Recorded data

-- Begin --

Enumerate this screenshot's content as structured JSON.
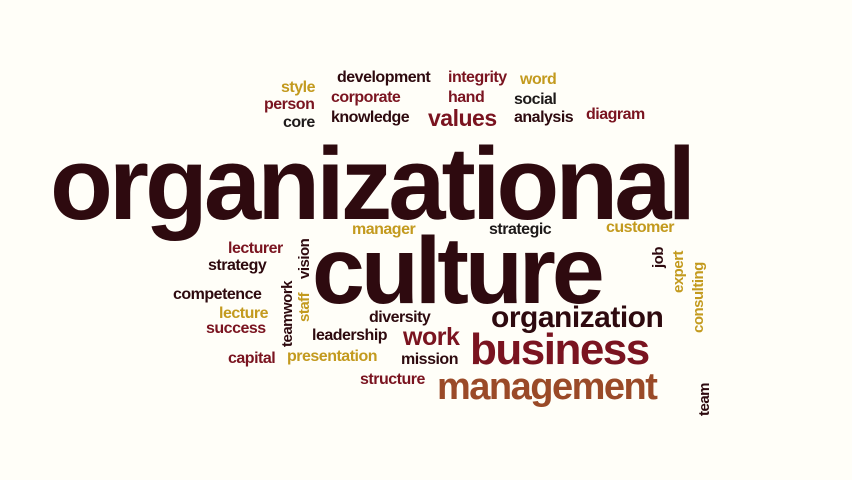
{
  "words": {
    "organizational": "organizational",
    "culture": "culture",
    "business": "business",
    "management": "management",
    "organization": "organization",
    "values": "values",
    "work": "work",
    "style": "style",
    "person": "person",
    "core": "core",
    "development": "development",
    "corporate": "corporate",
    "knowledge": "knowledge",
    "integrity": "integrity",
    "hand": "hand",
    "word": "word",
    "social": "social",
    "analysis": "analysis",
    "diagram": "diagram",
    "manager": "manager",
    "strategic": "strategic",
    "customer": "customer",
    "lecturer": "lecturer",
    "strategy": "strategy",
    "competence": "competence",
    "lecture": "lecture",
    "success": "success",
    "capital": "capital",
    "presentation": "presentation",
    "leadership": "leadership",
    "diversity": "diversity",
    "mission": "mission",
    "structure": "structure",
    "vision": "vision",
    "teamwork": "teamwork",
    "staff": "staff",
    "job": "job",
    "expert": "expert",
    "consulting": "consulting",
    "team": "team"
  },
  "colors": {
    "background": "#fffef8",
    "dark": "#2e0a0f",
    "maroon": "#7a1420",
    "gold": "#c39a1e",
    "brown": "#9a4a28",
    "black": "#1e1a1a"
  }
}
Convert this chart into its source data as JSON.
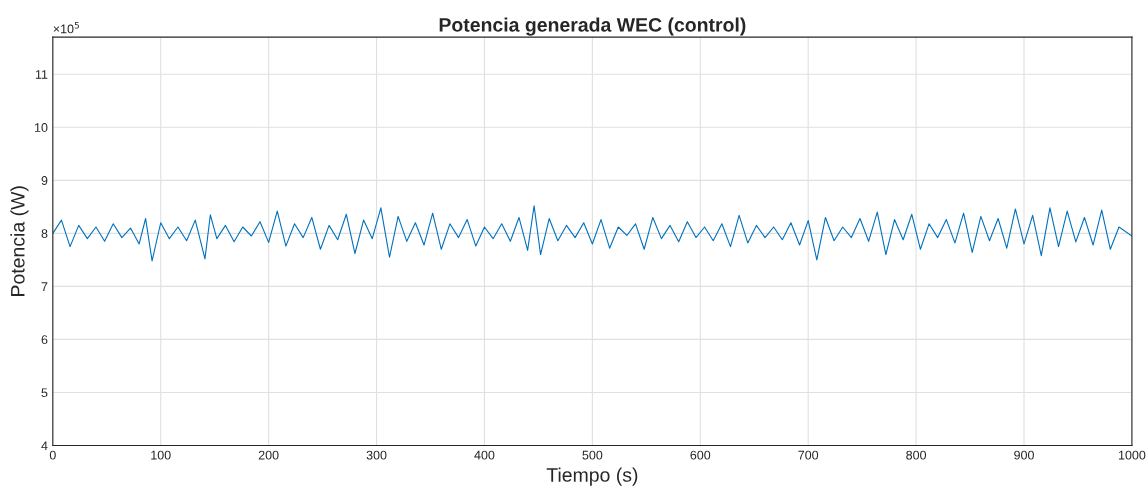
{
  "chart_data": {
    "type": "line",
    "title": "Potencia generada WEC (control)",
    "xlabel": "Tiempo (s)",
    "ylabel": "Potencia (W)",
    "annotations": [
      "×10$^{5}$"
    ],
    "x": [
      0,
      8,
      16,
      24,
      32,
      40,
      48,
      56,
      64,
      72,
      80,
      86,
      92,
      100,
      108,
      116,
      124,
      132,
      141,
      146,
      152,
      160,
      168,
      176,
      184,
      192,
      200,
      208,
      216,
      224,
      232,
      240,
      248,
      256,
      264,
      272,
      280,
      288,
      296,
      304,
      312,
      320,
      328,
      336,
      344,
      352,
      360,
      368,
      376,
      384,
      392,
      400,
      408,
      416,
      424,
      432,
      440,
      446,
      452,
      460,
      468,
      476,
      484,
      492,
      500,
      508,
      516,
      524,
      532,
      540,
      548,
      556,
      564,
      572,
      580,
      588,
      596,
      604,
      612,
      620,
      628,
      636,
      644,
      652,
      660,
      668,
      676,
      684,
      692,
      700,
      708,
      716,
      724,
      732,
      740,
      748,
      756,
      764,
      772,
      780,
      788,
      796,
      804,
      812,
      820,
      828,
      836,
      844,
      852,
      860,
      868,
      876,
      884,
      892,
      900,
      908,
      916,
      924,
      932,
      940,
      948,
      956,
      964,
      972,
      980,
      988,
      1000
    ],
    "series": [
      {
        "color": "#0072bd",
        "values": [
          8.0,
          8.25,
          7.75,
          8.15,
          7.9,
          8.12,
          7.85,
          8.18,
          7.92,
          8.1,
          7.8,
          8.28,
          7.48,
          8.2,
          7.9,
          8.12,
          7.86,
          8.25,
          7.52,
          8.35,
          7.9,
          8.15,
          7.84,
          8.12,
          7.95,
          8.22,
          7.83,
          8.42,
          7.76,
          8.18,
          7.92,
          8.3,
          7.7,
          8.15,
          7.88,
          8.36,
          7.62,
          8.25,
          7.9,
          8.48,
          7.55,
          8.32,
          7.85,
          8.2,
          7.78,
          8.38,
          7.7,
          8.18,
          7.92,
          8.26,
          7.76,
          8.12,
          7.9,
          8.18,
          7.85,
          8.3,
          7.68,
          8.52,
          7.6,
          8.28,
          7.86,
          8.15,
          7.92,
          8.2,
          7.8,
          8.26,
          7.72,
          8.12,
          7.96,
          8.18,
          7.7,
          8.3,
          7.9,
          8.15,
          7.84,
          8.22,
          7.92,
          8.12,
          7.86,
          8.18,
          7.75,
          8.34,
          7.82,
          8.15,
          7.92,
          8.12,
          7.88,
          8.2,
          7.78,
          8.24,
          7.5,
          8.3,
          7.86,
          8.12,
          7.92,
          8.28,
          7.85,
          8.4,
          7.6,
          8.26,
          7.88,
          8.36,
          7.7,
          8.18,
          7.92,
          8.26,
          7.82,
          8.38,
          7.64,
          8.32,
          7.86,
          8.28,
          7.72,
          8.46,
          7.8,
          8.34,
          7.58,
          8.48,
          7.75,
          8.42,
          7.84,
          8.3,
          7.78,
          8.44,
          7.7,
          8.12,
          7.95
        ]
      }
    ],
    "xlim": [
      0,
      1000
    ],
    "xticks": [
      0,
      100,
      200,
      300,
      400,
      500,
      600,
      700,
      800,
      900,
      1000
    ],
    "ylim": [
      4,
      11.7
    ],
    "yticks": [
      4,
      5,
      6,
      7,
      8,
      9,
      10,
      11
    ],
    "grid": true,
    "line_style": "solid",
    "marker": "none"
  }
}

-- End --

_Exercise goal_
Copy the listing in full and without alteration, omitting every picture.

_Result of this exercise_
Enumerate this screenshot's content as structured JSON.
{
  "words": {
    "organizational": "organizational",
    "culture": "culture",
    "business": "business",
    "management": "management",
    "organization": "organization",
    "values": "values",
    "work": "work",
    "style": "style",
    "person": "person",
    "core": "core",
    "development": "development",
    "corporate": "corporate",
    "knowledge": "knowledge",
    "integrity": "integrity",
    "hand": "hand",
    "word": "word",
    "social": "social",
    "analysis": "analysis",
    "diagram": "diagram",
    "manager": "manager",
    "strategic": "strategic",
    "customer": "customer",
    "lecturer": "lecturer",
    "strategy": "strategy",
    "competence": "competence",
    "lecture": "lecture",
    "success": "success",
    "capital": "capital",
    "presentation": "presentation",
    "leadership": "leadership",
    "diversity": "diversity",
    "mission": "mission",
    "structure": "structure",
    "vision": "vision",
    "teamwork": "teamwork",
    "staff": "staff",
    "job": "job",
    "expert": "expert",
    "consulting": "consulting",
    "team": "team"
  },
  "colors": {
    "background": "#fffef8",
    "dark": "#2e0a0f",
    "maroon": "#7a1420",
    "gold": "#c39a1e",
    "brown": "#9a4a28",
    "black": "#1e1a1a"
  }
}
Convert this chart into its source data as JSON.
{
  "chart_data": {
    "type": "line",
    "title": "Potencia generada WEC (control)",
    "xlabel": "Tiempo (s)",
    "ylabel": "Potencia (W)",
    "annotations": [
      "×10$^{5}$"
    ],
    "x": [
      0,
      8,
      16,
      24,
      32,
      40,
      48,
      56,
      64,
      72,
      80,
      86,
      92,
      100,
      108,
      116,
      124,
      132,
      141,
      146,
      152,
      160,
      168,
      176,
      184,
      192,
      200,
      208,
      216,
      224,
      232,
      240,
      248,
      256,
      264,
      272,
      280,
      288,
      296,
      304,
      312,
      320,
      328,
      336,
      344,
      352,
      360,
      368,
      376,
      384,
      392,
      400,
      408,
      416,
      424,
      432,
      440,
      446,
      452,
      460,
      468,
      476,
      484,
      492,
      500,
      508,
      516,
      524,
      532,
      540,
      548,
      556,
      564,
      572,
      580,
      588,
      596,
      604,
      612,
      620,
      628,
      636,
      644,
      652,
      660,
      668,
      676,
      684,
      692,
      700,
      708,
      716,
      724,
      732,
      740,
      748,
      756,
      764,
      772,
      780,
      788,
      796,
      804,
      812,
      820,
      828,
      836,
      844,
      852,
      860,
      868,
      876,
      884,
      892,
      900,
      908,
      916,
      924,
      932,
      940,
      948,
      956,
      964,
      972,
      980,
      988,
      1000
    ],
    "series": [
      {
        "color": "#0072bd",
        "values": [
          8.0,
          8.25,
          7.75,
          8.15,
          7.9,
          8.12,
          7.85,
          8.18,
          7.92,
          8.1,
          7.8,
          8.28,
          7.48,
          8.2,
          7.9,
          8.12,
          7.86,
          8.25,
          7.52,
          8.35,
          7.9,
          8.15,
          7.84,
          8.12,
          7.95,
          8.22,
          7.83,
          8.42,
          7.76,
          8.18,
          7.92,
          8.3,
          7.7,
          8.15,
          7.88,
          8.36,
          7.62,
          8.25,
          7.9,
          8.48,
          7.55,
          8.32,
          7.85,
          8.2,
          7.78,
          8.38,
          7.7,
          8.18,
          7.92,
          8.26,
          7.76,
          8.12,
          7.9,
          8.18,
          7.85,
          8.3,
          7.68,
          8.52,
          7.6,
          8.28,
          7.86,
          8.15,
          7.92,
          8.2,
          7.8,
          8.26,
          7.72,
          8.12,
          7.96,
          8.18,
          7.7,
          8.3,
          7.9,
          8.15,
          7.84,
          8.22,
          7.92,
          8.12,
          7.86,
          8.18,
          7.75,
          8.34,
          7.82,
          8.15,
          7.92,
          8.12,
          7.88,
          8.2,
          7.78,
          8.24,
          7.5,
          8.3,
          7.86,
          8.12,
          7.92,
          8.28,
          7.85,
          8.4,
          7.6,
          8.26,
          7.88,
          8.36,
          7.7,
          8.18,
          7.92,
          8.26,
          7.82,
          8.38,
          7.64,
          8.32,
          7.86,
          8.28,
          7.72,
          8.46,
          7.8,
          8.34,
          7.58,
          8.48,
          7.75,
          8.42,
          7.84,
          8.3,
          7.78,
          8.44,
          7.7,
          8.12,
          7.95
        ]
      }
    ],
    "xlim": [
      0,
      1000
    ],
    "xticks": [
      0,
      100,
      200,
      300,
      400,
      500,
      600,
      700,
      800,
      900,
      1000
    ],
    "ylim": [
      4,
      11.7
    ],
    "yticks": [
      4,
      5,
      6,
      7,
      8,
      9,
      10,
      11
    ],
    "grid": true,
    "line_style": "solid",
    "marker": "none"
  }
}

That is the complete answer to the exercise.